Data excerpts
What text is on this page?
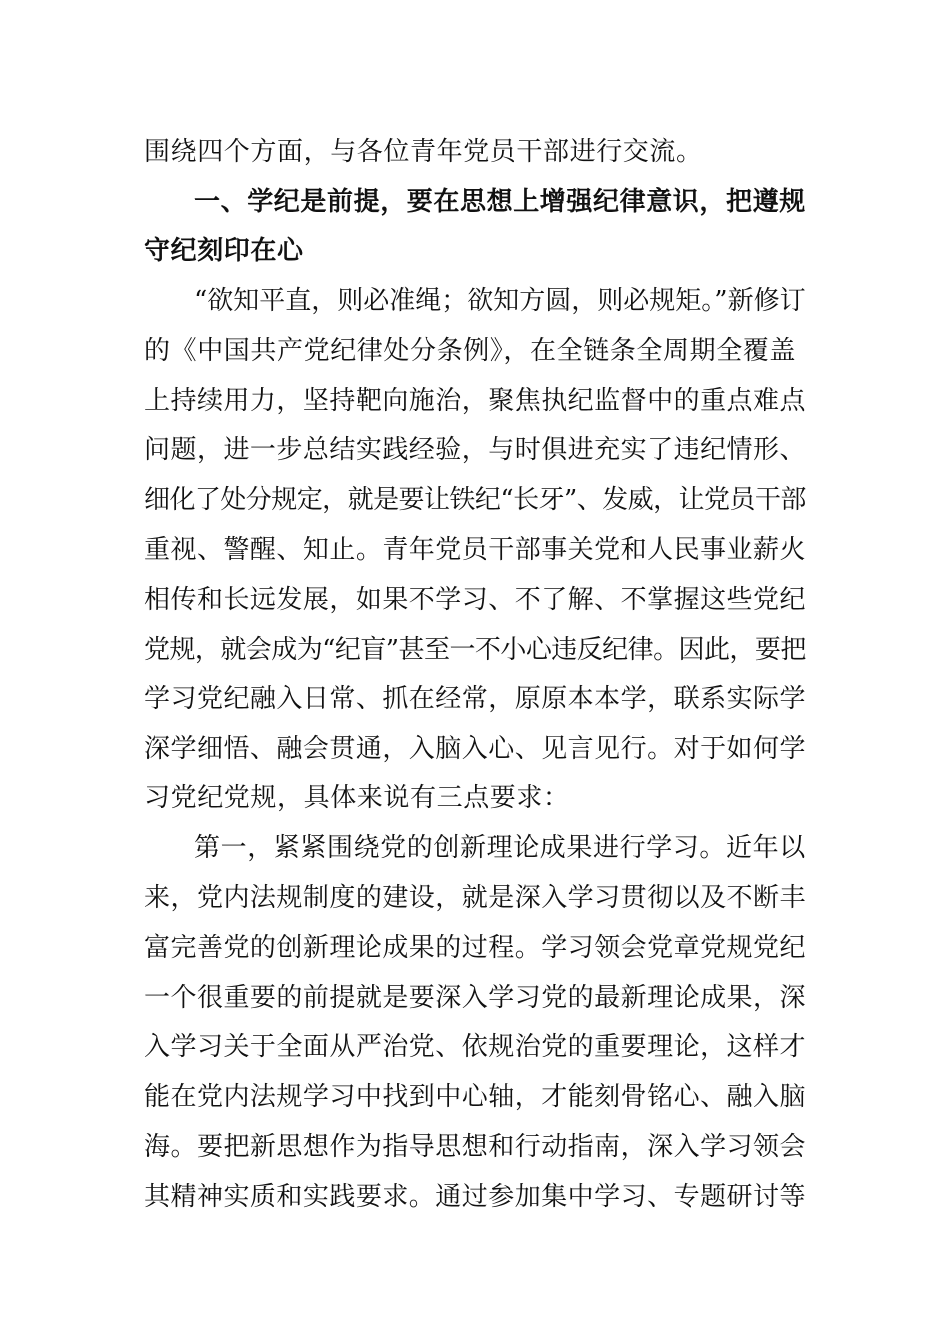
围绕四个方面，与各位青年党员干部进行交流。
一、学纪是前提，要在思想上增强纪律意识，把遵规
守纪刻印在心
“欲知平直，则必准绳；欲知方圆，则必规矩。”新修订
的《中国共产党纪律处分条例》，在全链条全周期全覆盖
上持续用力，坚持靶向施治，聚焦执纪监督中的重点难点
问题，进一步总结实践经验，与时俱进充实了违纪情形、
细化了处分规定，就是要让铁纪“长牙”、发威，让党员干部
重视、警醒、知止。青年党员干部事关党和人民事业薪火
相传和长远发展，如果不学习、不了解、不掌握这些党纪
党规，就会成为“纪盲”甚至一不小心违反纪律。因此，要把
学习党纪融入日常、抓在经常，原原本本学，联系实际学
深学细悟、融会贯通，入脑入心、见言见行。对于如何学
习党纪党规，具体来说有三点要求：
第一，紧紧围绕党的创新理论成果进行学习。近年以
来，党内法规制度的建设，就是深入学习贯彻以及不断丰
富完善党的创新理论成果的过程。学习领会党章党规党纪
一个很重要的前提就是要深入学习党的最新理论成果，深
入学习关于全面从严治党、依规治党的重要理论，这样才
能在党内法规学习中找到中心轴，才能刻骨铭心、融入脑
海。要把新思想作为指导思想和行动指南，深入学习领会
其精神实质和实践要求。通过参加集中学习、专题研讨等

Requirement =
Give back all entries exactly. No pictures belong in the copy.

Answer to this task =
What text is on this page?
围绕四个方面，与各位青年党员干部进行交流。
一、学纪是前提，要在思想上增强纪律意识，把遵规
守纪刻印在心
“欲知平直，则必准绳；欲知方圆，则必规矩。”新修订
的《中国共产党纪律处分条例》，在全链条全周期全覆盖
上持续用力，坚持靶向施治，聚焦执纪监督中的重点难点
问题，进一步总结实践经验，与时俱进充实了违纪情形、
细化了处分规定，就是要让铁纪“长牙”、发威，让党员干部
重视、警醒、知止。青年党员干部事关党和人民事业薪火
相传和长远发展，如果不学习、不了解、不掌握这些党纪
党规，就会成为“纪盲”甚至一不小心违反纪律。因此，要把
学习党纪融入日常、抓在经常，原原本本学，联系实际学
深学细悟、融会贯通，入脑入心、见言见行。对于如何学
习党纪党规，具体来说有三点要求：
第一，紧紧围绕党的创新理论成果进行学习。近年以
来，党内法规制度的建设，就是深入学习贯彻以及不断丰
富完善党的创新理论成果的过程。学习领会党章党规党纪
一个很重要的前提就是要深入学习党的最新理论成果，深
入学习关于全面从严治党、依规治党的重要理论，这样才
能在党内法规学习中找到中心轴，才能刻骨铭心、融入脑
海。要把新思想作为指导思想和行动指南，深入学习领会
其精神实质和实践要求。通过参加集中学习、专题研讨等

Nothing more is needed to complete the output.